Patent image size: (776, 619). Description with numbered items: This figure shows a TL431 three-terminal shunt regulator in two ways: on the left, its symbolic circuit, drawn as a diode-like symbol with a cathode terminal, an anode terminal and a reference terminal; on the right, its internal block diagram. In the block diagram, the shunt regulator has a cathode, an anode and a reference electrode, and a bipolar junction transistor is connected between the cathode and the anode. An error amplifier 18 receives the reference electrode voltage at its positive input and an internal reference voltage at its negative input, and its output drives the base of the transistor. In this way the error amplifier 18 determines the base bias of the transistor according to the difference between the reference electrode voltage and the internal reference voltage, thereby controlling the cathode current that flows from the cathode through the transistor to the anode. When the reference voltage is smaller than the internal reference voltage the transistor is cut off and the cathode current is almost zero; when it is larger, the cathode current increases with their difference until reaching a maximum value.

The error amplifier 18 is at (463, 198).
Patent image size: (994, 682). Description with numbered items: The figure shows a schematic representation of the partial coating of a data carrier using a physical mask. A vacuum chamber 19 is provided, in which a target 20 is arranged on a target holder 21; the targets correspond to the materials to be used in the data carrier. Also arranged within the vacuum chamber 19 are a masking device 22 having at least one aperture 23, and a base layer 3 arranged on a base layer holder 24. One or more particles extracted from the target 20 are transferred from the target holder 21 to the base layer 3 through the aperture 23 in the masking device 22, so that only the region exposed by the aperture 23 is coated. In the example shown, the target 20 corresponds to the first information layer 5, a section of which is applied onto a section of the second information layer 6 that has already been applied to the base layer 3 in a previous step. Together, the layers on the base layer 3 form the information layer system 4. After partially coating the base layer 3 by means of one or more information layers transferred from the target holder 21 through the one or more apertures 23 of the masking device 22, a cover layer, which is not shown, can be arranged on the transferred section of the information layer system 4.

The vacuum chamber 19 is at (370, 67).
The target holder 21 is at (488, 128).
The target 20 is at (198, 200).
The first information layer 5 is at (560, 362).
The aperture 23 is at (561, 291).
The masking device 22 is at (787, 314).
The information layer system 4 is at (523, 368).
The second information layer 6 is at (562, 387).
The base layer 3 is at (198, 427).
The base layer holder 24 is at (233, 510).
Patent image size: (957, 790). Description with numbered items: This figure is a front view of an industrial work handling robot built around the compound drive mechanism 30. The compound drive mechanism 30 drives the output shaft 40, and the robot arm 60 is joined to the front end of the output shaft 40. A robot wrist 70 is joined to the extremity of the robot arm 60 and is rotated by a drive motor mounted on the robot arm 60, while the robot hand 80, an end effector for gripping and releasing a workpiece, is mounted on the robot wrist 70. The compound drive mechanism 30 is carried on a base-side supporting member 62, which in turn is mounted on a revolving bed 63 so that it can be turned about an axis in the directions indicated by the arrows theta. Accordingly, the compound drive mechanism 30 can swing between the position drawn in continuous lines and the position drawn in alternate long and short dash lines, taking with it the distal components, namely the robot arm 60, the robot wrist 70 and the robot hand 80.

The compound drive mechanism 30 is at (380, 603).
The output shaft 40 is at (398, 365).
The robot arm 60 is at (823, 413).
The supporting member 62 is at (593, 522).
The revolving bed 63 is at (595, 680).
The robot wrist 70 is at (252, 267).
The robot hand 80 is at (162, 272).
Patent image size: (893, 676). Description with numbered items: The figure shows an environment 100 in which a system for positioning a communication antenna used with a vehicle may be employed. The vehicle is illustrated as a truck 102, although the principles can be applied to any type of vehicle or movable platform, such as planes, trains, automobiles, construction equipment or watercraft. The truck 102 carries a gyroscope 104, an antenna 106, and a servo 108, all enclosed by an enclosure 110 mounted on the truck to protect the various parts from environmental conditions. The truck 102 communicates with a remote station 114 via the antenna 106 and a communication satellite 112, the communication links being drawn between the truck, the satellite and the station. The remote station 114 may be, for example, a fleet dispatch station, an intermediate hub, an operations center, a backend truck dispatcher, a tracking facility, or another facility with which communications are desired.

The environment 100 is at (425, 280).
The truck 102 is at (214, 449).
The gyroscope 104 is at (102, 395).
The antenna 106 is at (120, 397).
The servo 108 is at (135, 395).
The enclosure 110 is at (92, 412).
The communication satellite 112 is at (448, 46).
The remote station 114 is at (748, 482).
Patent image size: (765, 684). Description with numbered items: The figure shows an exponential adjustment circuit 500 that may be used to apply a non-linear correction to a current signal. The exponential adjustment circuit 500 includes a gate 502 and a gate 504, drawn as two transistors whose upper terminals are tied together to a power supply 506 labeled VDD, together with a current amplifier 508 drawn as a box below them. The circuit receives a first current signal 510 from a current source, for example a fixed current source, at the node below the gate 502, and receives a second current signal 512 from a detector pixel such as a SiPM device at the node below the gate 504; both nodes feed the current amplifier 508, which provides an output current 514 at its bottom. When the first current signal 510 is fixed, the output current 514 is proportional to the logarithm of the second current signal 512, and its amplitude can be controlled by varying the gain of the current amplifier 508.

..........

Please rewrite the listing above with "Patent image size" swapped for "Drawing dimensions" everywhere it occurs, leaving everything else unchanged.

### CORRECT RESULT:
Drawing dimensions: (776, 619). Description with numbered items: This figure shows a TL431 three-terminal shunt regulator in two ways: on the left, its symbolic circuit, drawn as a diode-like symbol with a cathode terminal, an anode terminal and a reference terminal; on the right, its internal block diagram. In the block diagram, the shunt regulator has a cathode, an anode and a reference electrode, and a bipolar junction transistor is connected between the cathode and the anode. An error amplifier 18 receives the reference electrode voltage at its positive input and an internal reference voltage at its negative input, and its output drives the base of the transistor. In this way the error amplifier 18 determines the base bias of the transistor according to the difference between the reference electrode voltage and the internal reference voltage, thereby controlling the cathode current that flows from the cathode through the transistor to the anode. When the reference voltage is smaller than the internal reference voltage the transistor is cut off and the cathode current is almost zero; when it is larger, the cathode current increases with their difference until reaching a maximum value.

The error amplifier 18 is at (463, 198).
Drawing dimensions: (994, 682). Description with numbered items: The figure shows a schematic representation of the partial coating of a data carrier using a physical mask. A vacuum chamber 19 is provided, in which a target 20 is arranged on a target holder 21; the targets correspond to the materials to be used in the data carrier. Also arranged within the vacuum chamber 19 are a masking device 22 having at least one aperture 23, and a base layer 3 arranged on a base layer holder 24. One or more particles extracted from the target 20 are transferred from the target holder 21 to the base layer 3 through the aperture 23 in the masking device 22, so that only the region exposed by the aperture 23 is coated. In the example shown, the target 20 corresponds to the first information layer 5, a section of which is applied onto a section of the second information layer 6 that has already been applied to the base layer 3 in a previous step. Together, the layers on the base layer 3 form the information layer system 4. After partially coating the base layer 3 by means of one or more information layers transferred from the target holder 21 through the one or more apertures 23 of the masking device 22, a cover layer, which is not shown, can be arranged on the transferred section of the information layer system 4.

The vacuum chamber 19 is at (370, 67).
The target holder 21 is at (488, 128).
The target 20 is at (198, 200).
The first information layer 5 is at (560, 362).
The aperture 23 is at (561, 291).
The masking device 22 is at (787, 314).
The information layer system 4 is at (523, 368).
The second information layer 6 is at (562, 387).
The base layer 3 is at (198, 427).
The base layer holder 24 is at (233, 510).
Drawing dimensions: (957, 790). Description with numbered items: This figure is a front view of an industrial work handling robot built around the compound drive mechanism 30. The compound drive mechanism 30 drives the output shaft 40, and the robot arm 60 is joined to the front end of the output shaft 40. A robot wrist 70 is joined to the extremity of the robot arm 60 and is rotated by a drive motor mounted on the robot arm 60, while the robot hand 80, an end effector for gripping and releasing a workpiece, is mounted on the robot wrist 70. The compound drive mechanism 30 is carried on a base-side supporting member 62, which in turn is mounted on a revolving bed 63 so that it can be turned about an axis in the directions indicated by the arrows theta. Accordingly, the compound drive mechanism 30 can swing between the position drawn in continuous lines and the position drawn in alternate long and short dash lines, taking with it the distal components, namely the robot arm 60, the robot wrist 70 and the robot hand 80.

The compound drive mechanism 30 is at (380, 603).
The output shaft 40 is at (398, 365).
The robot arm 60 is at (823, 413).
The supporting member 62 is at (593, 522).
The revolving bed 63 is at (595, 680).
The robot wrist 70 is at (252, 267).
The robot hand 80 is at (162, 272).
Drawing dimensions: (893, 676). Description with numbered items: The figure shows an environment 100 in which a system for positioning a communication antenna used with a vehicle may be employed. The vehicle is illustrated as a truck 102, although the principles can be applied to any type of vehicle or movable platform, such as planes, trains, automobiles, construction equipment or watercraft. The truck 102 carries a gyroscope 104, an antenna 106, and a servo 108, all enclosed by an enclosure 110 mounted on the truck to protect the various parts from environmental conditions. The truck 102 communicates with a remote station 114 via the antenna 106 and a communication satellite 112, the communication links being drawn between the truck, the satellite and the station. The remote station 114 may be, for example, a fleet dispatch station, an intermediate hub, an operations center, a backend truck dispatcher, a tracking facility, or another facility with which communications are desired.

The environment 100 is at (425, 280).
The truck 102 is at (214, 449).
The gyroscope 104 is at (102, 395).
The antenna 106 is at (120, 397).
The servo 108 is at (135, 395).
The enclosure 110 is at (92, 412).
The communication satellite 112 is at (448, 46).
The remote station 114 is at (748, 482).
Drawing dimensions: (765, 684). Description with numbered items: The figure shows an exponential adjustment circuit 500 that may be used to apply a non-linear correction to a current signal. The exponential adjustment circuit 500 includes a gate 502 and a gate 504, drawn as two transistors whose upper terminals are tied together to a power supply 506 labeled VDD, together with a current amplifier 508 drawn as a box below them. The circuit receives a first current signal 510 from a current source, for example a fixed current source, at the node below the gate 502, and receives a second current signal 512 from a detector pixel such as a SiPM device at the node below the gate 504; both nodes feed the current amplifier 508, which provides an output current 514 at its bottom. When the first current signal 510 is fixed, the output current 514 is proportional to the logarithm of the second current signal 512, and its amplitude can be controlled by varying the gain of the current amplifier 508.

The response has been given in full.